**Given problem**
Copy the data exactly; pictures stay out of the copy.
— Start of Material to process —
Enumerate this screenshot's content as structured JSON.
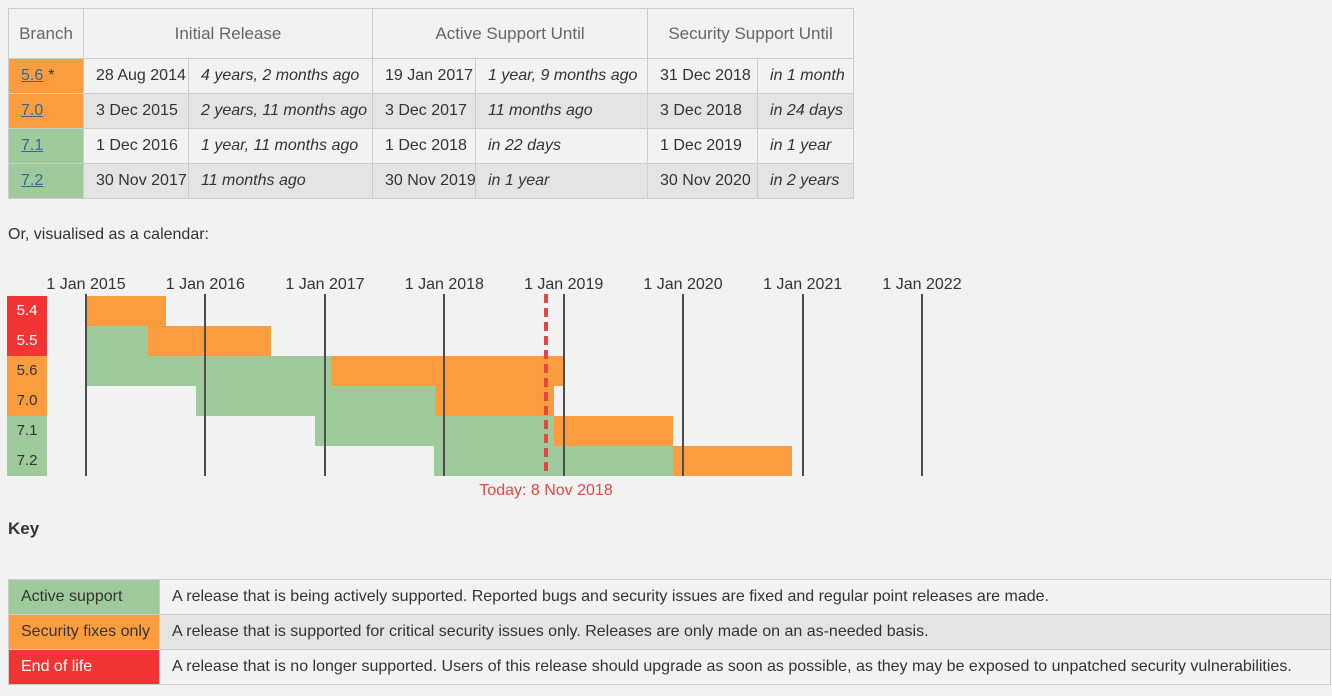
{
  "colors": {
    "active_support": "#9fca9c",
    "security_fixes": "#fb9d3f",
    "end_of_life": "#f23434",
    "link": "#336699",
    "today_marker": "#e84444",
    "page_background": "#f2f2f2",
    "alt_row": "#e4e4e4",
    "border": "#cccccc"
  },
  "support_table": {
    "headers": {
      "branch": "Branch",
      "initial": "Initial Release",
      "active": "Active Support Until",
      "security": "Security Support Until"
    },
    "rows": [
      {
        "branch": "5.6",
        "suffix": "*",
        "branch_status": "security",
        "initial": {
          "date": "28 Aug 2014",
          "relative": "4 years, 2 months ago"
        },
        "active": {
          "date": "19 Jan 2017",
          "relative": "1 year, 9 months ago"
        },
        "security": {
          "date": "31 Dec 2018",
          "relative": "in 1 month"
        }
      },
      {
        "branch": "7.0",
        "suffix": "",
        "branch_status": "security",
        "initial": {
          "date": "3 Dec 2015",
          "relative": "2 years, 11 months ago"
        },
        "active": {
          "date": "3 Dec 2017",
          "relative": "11 months ago"
        },
        "security": {
          "date": "3 Dec 2018",
          "relative": "in 24 days"
        }
      },
      {
        "branch": "7.1",
        "suffix": "",
        "branch_status": "active",
        "initial": {
          "date": "1 Dec 2016",
          "relative": "1 year, 11 months ago"
        },
        "active": {
          "date": "1 Dec 2018",
          "relative": "in 22 days"
        },
        "security": {
          "date": "1 Dec 2019",
          "relative": "in 1 year"
        }
      },
      {
        "branch": "7.2",
        "suffix": "",
        "branch_status": "active",
        "initial": {
          "date": "30 Nov 2017",
          "relative": "11 months ago"
        },
        "active": {
          "date": "30 Nov 2019",
          "relative": "in 1 year"
        },
        "security": {
          "date": "30 Nov 2020",
          "relative": "in 2 years"
        }
      }
    ]
  },
  "chart_data": {
    "type": "gantt",
    "intro": "Or, visualised as a calendar:",
    "x_ticks": [
      {
        "label": "1 Jan 2015",
        "date": "2015-01-01"
      },
      {
        "label": "1 Jan 2016",
        "date": "2016-01-01"
      },
      {
        "label": "1 Jan 2017",
        "date": "2017-01-01"
      },
      {
        "label": "1 Jan 2018",
        "date": "2018-01-01"
      },
      {
        "label": "1 Jan 2019",
        "date": "2019-01-01"
      },
      {
        "label": "1 Jan 2020",
        "date": "2020-01-01"
      },
      {
        "label": "1 Jan 2021",
        "date": "2021-01-01"
      },
      {
        "label": "1 Jan 2022",
        "date": "2022-01-01"
      }
    ],
    "today": {
      "label": "Today: 8 Nov 2018",
      "date": "2018-11-08"
    },
    "rows": [
      {
        "branch": "5.4",
        "status": "eol",
        "segments": [
          {
            "type": "security",
            "start": "2015-01-01",
            "end": "2015-09-03"
          }
        ]
      },
      {
        "branch": "5.5",
        "status": "eol",
        "segments": [
          {
            "type": "active",
            "start": "2015-01-01",
            "end": "2015-07-10"
          },
          {
            "type": "security",
            "start": "2015-07-10",
            "end": "2016-07-21"
          }
        ]
      },
      {
        "branch": "5.6",
        "status": "security",
        "segments": [
          {
            "type": "active",
            "start": "2015-01-01",
            "end": "2017-01-19"
          },
          {
            "type": "security",
            "start": "2017-01-19",
            "end": "2018-12-31"
          }
        ]
      },
      {
        "branch": "7.0",
        "status": "security",
        "segments": [
          {
            "type": "active",
            "start": "2015-12-03",
            "end": "2017-12-03"
          },
          {
            "type": "security",
            "start": "2017-12-03",
            "end": "2018-12-03"
          }
        ]
      },
      {
        "branch": "7.1",
        "status": "active",
        "segments": [
          {
            "type": "active",
            "start": "2016-12-01",
            "end": "2018-12-01"
          },
          {
            "type": "security",
            "start": "2018-12-01",
            "end": "2019-12-01"
          }
        ]
      },
      {
        "branch": "7.2",
        "status": "active",
        "segments": [
          {
            "type": "active",
            "start": "2017-11-30",
            "end": "2019-11-30"
          },
          {
            "type": "security",
            "start": "2019-11-30",
            "end": "2020-11-30"
          }
        ]
      }
    ],
    "axis_range": {
      "start": "2015-01-01",
      "end": "2022-01-01"
    }
  },
  "key": {
    "heading": "Key",
    "items": [
      {
        "label": "Active support",
        "status": "active",
        "description": "A release that is being actively supported. Reported bugs and security issues are fixed and regular point releases are made."
      },
      {
        "label": "Security fixes only",
        "status": "security",
        "description": "A release that is supported for critical security issues only. Releases are only made on an as-needed basis."
      },
      {
        "label": "End of life",
        "status": "eol",
        "description": "A release that is no longer supported. Users of this release should upgrade as soon as possible, as they may be exposed to unpatched security vulnerabilities."
      }
    ]
  }
}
— End of Material to process —
**Solution below**
Enumerate this screenshot's content as structured JSON.
{
  "colors": {
    "active_support": "#9fca9c",
    "security_fixes": "#fb9d3f",
    "end_of_life": "#f23434",
    "link": "#336699",
    "today_marker": "#e84444",
    "page_background": "#f2f2f2",
    "alt_row": "#e4e4e4",
    "border": "#cccccc"
  },
  "support_table": {
    "headers": {
      "branch": "Branch",
      "initial": "Initial Release",
      "active": "Active Support Until",
      "security": "Security Support Until"
    },
    "rows": [
      {
        "branch": "5.6",
        "suffix": "*",
        "branch_status": "security",
        "initial": {
          "date": "28 Aug 2014",
          "relative": "4 years, 2 months ago"
        },
        "active": {
          "date": "19 Jan 2017",
          "relative": "1 year, 9 months ago"
        },
        "security": {
          "date": "31 Dec 2018",
          "relative": "in 1 month"
        }
      },
      {
        "branch": "7.0",
        "suffix": "",
        "branch_status": "security",
        "initial": {
          "date": "3 Dec 2015",
          "relative": "2 years, 11 months ago"
        },
        "active": {
          "date": "3 Dec 2017",
          "relative": "11 months ago"
        },
        "security": {
          "date": "3 Dec 2018",
          "relative": "in 24 days"
        }
      },
      {
        "branch": "7.1",
        "suffix": "",
        "branch_status": "active",
        "initial": {
          "date": "1 Dec 2016",
          "relative": "1 year, 11 months ago"
        },
        "active": {
          "date": "1 Dec 2018",
          "relative": "in 22 days"
        },
        "security": {
          "date": "1 Dec 2019",
          "relative": "in 1 year"
        }
      },
      {
        "branch": "7.2",
        "suffix": "",
        "branch_status": "active",
        "initial": {
          "date": "30 Nov 2017",
          "relative": "11 months ago"
        },
        "active": {
          "date": "30 Nov 2019",
          "relative": "in 1 year"
        },
        "security": {
          "date": "30 Nov 2020",
          "relative": "in 2 years"
        }
      }
    ]
  },
  "chart_data": {
    "type": "gantt",
    "intro": "Or, visualised as a calendar:",
    "x_ticks": [
      {
        "label": "1 Jan 2015",
        "date": "2015-01-01"
      },
      {
        "label": "1 Jan 2016",
        "date": "2016-01-01"
      },
      {
        "label": "1 Jan 2017",
        "date": "2017-01-01"
      },
      {
        "label": "1 Jan 2018",
        "date": "2018-01-01"
      },
      {
        "label": "1 Jan 2019",
        "date": "2019-01-01"
      },
      {
        "label": "1 Jan 2020",
        "date": "2020-01-01"
      },
      {
        "label": "1 Jan 2021",
        "date": "2021-01-01"
      },
      {
        "label": "1 Jan 2022",
        "date": "2022-01-01"
      }
    ],
    "today": {
      "label": "Today: 8 Nov 2018",
      "date": "2018-11-08"
    },
    "rows": [
      {
        "branch": "5.4",
        "status": "eol",
        "segments": [
          {
            "type": "security",
            "start": "2015-01-01",
            "end": "2015-09-03"
          }
        ]
      },
      {
        "branch": "5.5",
        "status": "eol",
        "segments": [
          {
            "type": "active",
            "start": "2015-01-01",
            "end": "2015-07-10"
          },
          {
            "type": "security",
            "start": "2015-07-10",
            "end": "2016-07-21"
          }
        ]
      },
      {
        "branch": "5.6",
        "status": "security",
        "segments": [
          {
            "type": "active",
            "start": "2015-01-01",
            "end": "2017-01-19"
          },
          {
            "type": "security",
            "start": "2017-01-19",
            "end": "2018-12-31"
          }
        ]
      },
      {
        "branch": "7.0",
        "status": "security",
        "segments": [
          {
            "type": "active",
            "start": "2015-12-03",
            "end": "2017-12-03"
          },
          {
            "type": "security",
            "start": "2017-12-03",
            "end": "2018-12-03"
          }
        ]
      },
      {
        "branch": "7.1",
        "status": "active",
        "segments": [
          {
            "type": "active",
            "start": "2016-12-01",
            "end": "2018-12-01"
          },
          {
            "type": "security",
            "start": "2018-12-01",
            "end": "2019-12-01"
          }
        ]
      },
      {
        "branch": "7.2",
        "status": "active",
        "segments": [
          {
            "type": "active",
            "start": "2017-11-30",
            "end": "2019-11-30"
          },
          {
            "type": "security",
            "start": "2019-11-30",
            "end": "2020-11-30"
          }
        ]
      }
    ],
    "axis_range": {
      "start": "2015-01-01",
      "end": "2022-01-01"
    }
  },
  "key": {
    "heading": "Key",
    "items": [
      {
        "label": "Active support",
        "status": "active",
        "description": "A release that is being actively supported. Reported bugs and security issues are fixed and regular point releases are made."
      },
      {
        "label": "Security fixes only",
        "status": "security",
        "description": "A release that is supported for critical security issues only. Releases are only made on an as-needed basis."
      },
      {
        "label": "End of life",
        "status": "eol",
        "description": "A release that is no longer supported. Users of this release should upgrade as soon as possible, as they may be exposed to unpatched security vulnerabilities."
      }
    ]
  }
}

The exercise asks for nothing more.